What you will do: Show every line of the records below that contains the word "coach".
start The data
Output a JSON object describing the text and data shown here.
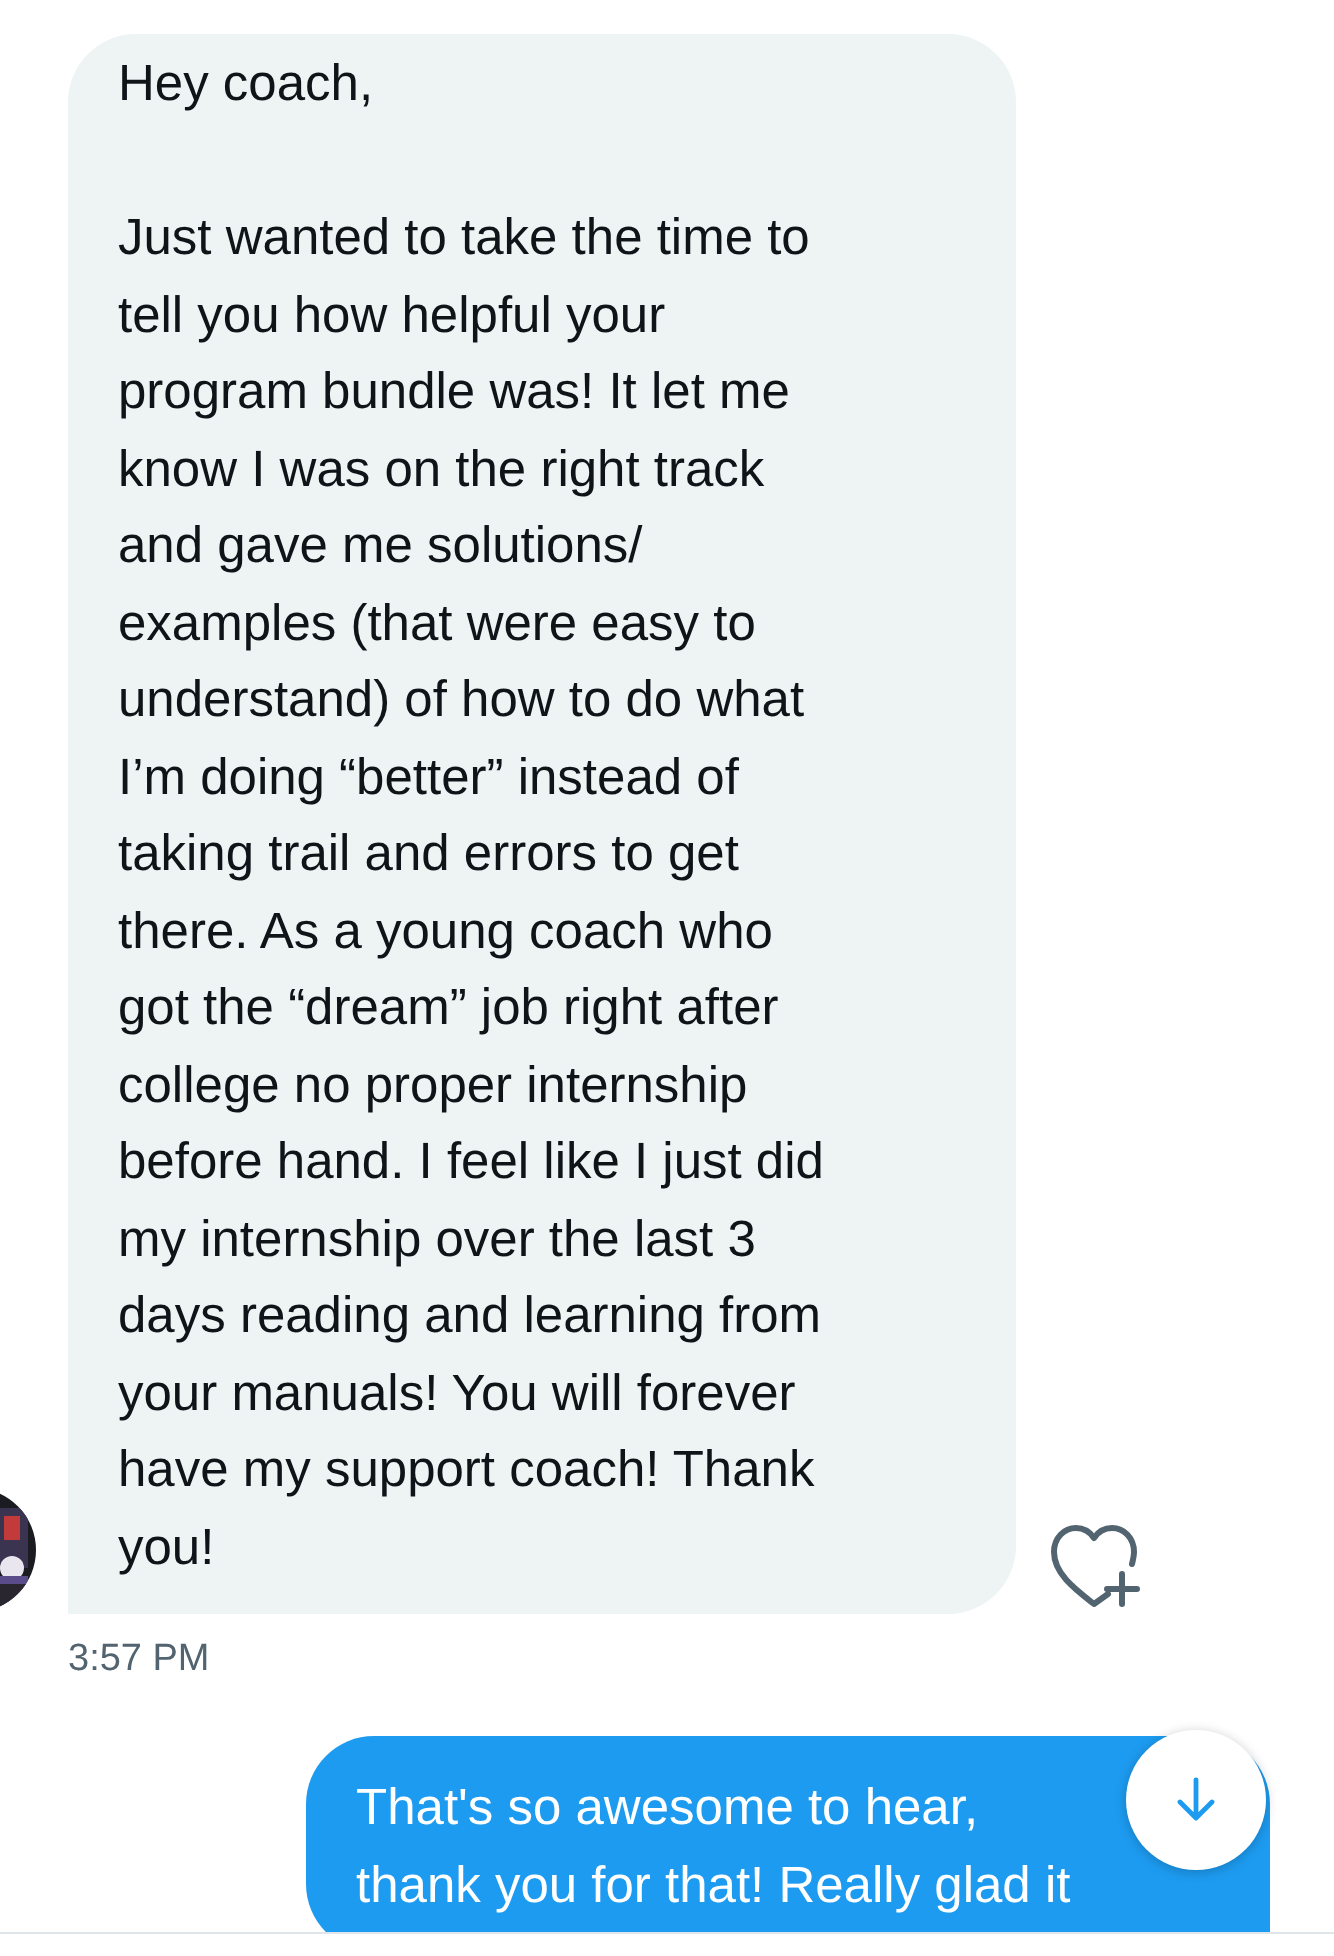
{
  "messages": [
    {
      "kind": "received",
      "time": "3:57 PM",
      "paragraphs": [
        [
          "Hey coach,"
        ],
        [
          "Just wanted to take the time to",
          "tell you how helpful your",
          "program bundle was! It let me",
          "know I was on the right track",
          "and gave me solutions/",
          "examples (that were easy to",
          "understand) of how to do what",
          "I’m doing “better” instead of",
          "taking trail and errors to get",
          "there. As a young coach who",
          "got the “dream” job right after",
          "college no proper internship",
          "before hand. I feel like I just did",
          "my internship over the last 3",
          "days reading and learning from",
          "your manuals! You will forever",
          "have my support coach! Thank",
          "you!"
        ]
      ]
    },
    {
      "kind": "sent",
      "paragraphs": [
        [
          "That's so awesome to hear,",
          "thank you for that! Really glad it"
        ]
      ]
    }
  ]
}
end The data
Result for this task:
          "Hey coach,"
          "there. As a young coach who",
          "have my support coach! Thank",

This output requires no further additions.